## RECORD SET

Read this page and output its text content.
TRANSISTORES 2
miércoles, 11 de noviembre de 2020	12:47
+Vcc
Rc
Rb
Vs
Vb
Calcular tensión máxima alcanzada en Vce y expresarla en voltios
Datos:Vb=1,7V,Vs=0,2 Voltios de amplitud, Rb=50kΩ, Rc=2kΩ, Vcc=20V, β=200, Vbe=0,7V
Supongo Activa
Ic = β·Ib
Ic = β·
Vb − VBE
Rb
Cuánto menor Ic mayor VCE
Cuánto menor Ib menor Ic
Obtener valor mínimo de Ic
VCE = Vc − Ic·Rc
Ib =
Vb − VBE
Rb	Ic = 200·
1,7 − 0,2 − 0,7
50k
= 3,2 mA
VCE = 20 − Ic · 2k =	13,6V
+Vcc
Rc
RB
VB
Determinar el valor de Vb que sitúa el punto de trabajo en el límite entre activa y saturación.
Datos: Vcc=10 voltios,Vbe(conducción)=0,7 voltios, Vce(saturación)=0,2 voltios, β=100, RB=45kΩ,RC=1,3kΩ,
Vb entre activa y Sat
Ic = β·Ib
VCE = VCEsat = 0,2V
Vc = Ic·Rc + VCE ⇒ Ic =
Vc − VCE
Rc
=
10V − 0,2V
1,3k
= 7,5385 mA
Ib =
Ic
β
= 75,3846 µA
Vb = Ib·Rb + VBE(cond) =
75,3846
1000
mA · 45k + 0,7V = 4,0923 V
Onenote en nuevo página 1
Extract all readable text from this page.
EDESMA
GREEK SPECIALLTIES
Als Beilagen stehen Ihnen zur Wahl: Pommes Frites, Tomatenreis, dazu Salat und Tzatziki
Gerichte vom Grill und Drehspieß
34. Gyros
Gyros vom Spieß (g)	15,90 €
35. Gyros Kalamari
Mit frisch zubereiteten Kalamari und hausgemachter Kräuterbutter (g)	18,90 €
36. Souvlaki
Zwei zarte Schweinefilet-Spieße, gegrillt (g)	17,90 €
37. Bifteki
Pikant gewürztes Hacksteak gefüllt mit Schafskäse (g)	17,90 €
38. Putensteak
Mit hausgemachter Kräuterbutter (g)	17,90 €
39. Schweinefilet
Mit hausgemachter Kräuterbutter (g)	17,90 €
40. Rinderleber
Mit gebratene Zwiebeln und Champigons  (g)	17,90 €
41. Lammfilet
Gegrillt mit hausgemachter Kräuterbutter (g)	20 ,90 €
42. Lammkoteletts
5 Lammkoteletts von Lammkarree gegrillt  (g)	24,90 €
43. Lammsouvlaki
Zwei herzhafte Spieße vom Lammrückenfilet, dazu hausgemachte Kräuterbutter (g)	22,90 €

## TASK OBJECTIVE
Exactly reproduce all of the entries above.

## EXERCISE SOLUTION
Read this page and output its text content.
TRANSISTORES 2
miércoles, 11 de noviembre de 2020	12:47
+Vcc
Rc
Rb
Vs
Vb
Calcular tensión máxima alcanzada en Vce y expresarla en voltios
Datos:Vb=1,7V,Vs=0,2 Voltios de amplitud, Rb=50kΩ, Rc=2kΩ, Vcc=20V, β=200, Vbe=0,7V
Supongo Activa
Ic = β·Ib
Ic = β·
Vb − VBE
Rb
Cuánto menor Ic mayor VCE
Cuánto menor Ib menor Ic
Obtener valor mínimo de Ic
VCE = Vc − Ic·Rc
Ib =
Vb − VBE
Rb	Ic = 200·
1,7 − 0,2 − 0,7
50k
= 3,2 mA
VCE = 20 − Ic · 2k =	13,6V
+Vcc
Rc
RB
VB
Determinar el valor de Vb que sitúa el punto de trabajo en el límite entre activa y saturación.
Datos: Vcc=10 voltios,Vbe(conducción)=0,7 voltios, Vce(saturación)=0,2 voltios, β=100, RB=45kΩ,RC=1,3kΩ,
Vb entre activa y Sat
Ic = β·Ib
VCE = VCEsat = 0,2V
Vc = Ic·Rc + VCE ⇒ Ic =
Vc − VCE
Rc
=
10V − 0,2V
1,3k
= 7,5385 mA
Ib =
Ic
β
= 75,3846 µA
Vb = Ib·Rb + VBE(cond) =
75,3846
1000
mA · 45k + 0,7V = 4,0923 V
Onenote en nuevo página 1
Extract all readable text from this page.
EDESMA
GREEK SPECIALLTIES
Als Beilagen stehen Ihnen zur Wahl: Pommes Frites, Tomatenreis, dazu Salat und Tzatziki
Gerichte vom Grill und Drehspieß
34. Gyros
Gyros vom Spieß (g)	15,90 €
35. Gyros Kalamari
Mit frisch zubereiteten Kalamari und hausgemachter Kräuterbutter (g)	18,90 €
36. Souvlaki
Zwei zarte Schweinefilet-Spieße, gegrillt (g)	17,90 €
37. Bifteki
Pikant gewürztes Hacksteak gefüllt mit Schafskäse (g)	17,90 €
38. Putensteak
Mit hausgemachter Kräuterbutter (g)	17,90 €
39. Schweinefilet
Mit hausgemachter Kräuterbutter (g)	17,90 €
40. Rinderleber
Mit gebratene Zwiebeln und Champigons  (g)	17,90 €
41. Lammfilet
Gegrillt mit hausgemachter Kräuterbutter (g)	20 ,90 €
42. Lammkoteletts
5 Lammkoteletts von Lammkarree gegrillt  (g)	24,90 €
43. Lammsouvlaki
Zwei herzhafte Spieße vom Lammrückenfilet, dazu hausgemachte Kräuterbutter (g)	22,90 €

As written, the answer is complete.